= Aim =
All material below is to be reproduced exactly.

= Supplied entries =
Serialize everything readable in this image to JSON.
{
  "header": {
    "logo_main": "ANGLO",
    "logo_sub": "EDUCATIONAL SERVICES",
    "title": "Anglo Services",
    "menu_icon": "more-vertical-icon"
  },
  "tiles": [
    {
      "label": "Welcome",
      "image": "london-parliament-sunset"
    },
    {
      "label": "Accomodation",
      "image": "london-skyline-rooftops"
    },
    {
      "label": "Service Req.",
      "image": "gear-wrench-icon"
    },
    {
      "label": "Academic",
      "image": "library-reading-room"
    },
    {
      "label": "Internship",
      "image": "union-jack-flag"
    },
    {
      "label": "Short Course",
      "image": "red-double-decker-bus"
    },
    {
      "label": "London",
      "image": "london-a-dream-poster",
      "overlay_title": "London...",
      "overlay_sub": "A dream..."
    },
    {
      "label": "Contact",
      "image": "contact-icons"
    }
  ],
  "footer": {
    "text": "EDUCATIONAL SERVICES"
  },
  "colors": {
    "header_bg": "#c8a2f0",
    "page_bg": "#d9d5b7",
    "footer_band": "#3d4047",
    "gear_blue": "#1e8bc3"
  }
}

= Solution to this exercise =
Serialize everything readable in this image to JSON.
{
  "header": {
    "logo_main": "ANGLO",
    "logo_sub": "EDUCATIONAL SERVICES",
    "title": "Anglo Services",
    "menu_icon": "more-vertical-icon"
  },
  "tiles": [
    {
      "label": "Welcome",
      "image": "london-parliament-sunset"
    },
    {
      "label": "Accomodation",
      "image": "london-skyline-rooftops"
    },
    {
      "label": "Service Req.",
      "image": "gear-wrench-icon"
    },
    {
      "label": "Academic",
      "image": "library-reading-room"
    },
    {
      "label": "Internship",
      "image": "union-jack-flag"
    },
    {
      "label": "Short Course",
      "image": "red-double-decker-bus"
    },
    {
      "label": "London",
      "image": "london-a-dream-poster",
      "overlay_title": "London...",
      "overlay_sub": "A dream..."
    },
    {
      "label": "Contact",
      "image": "contact-icons"
    }
  ],
  "footer": {
    "text": "EDUCATIONAL SERVICES"
  },
  "colors": {
    "header_bg": "#c8a2f0",
    "page_bg": "#d9d5b7",
    "footer_band": "#3d4047",
    "gear_blue": "#1e8bc3"
  }
}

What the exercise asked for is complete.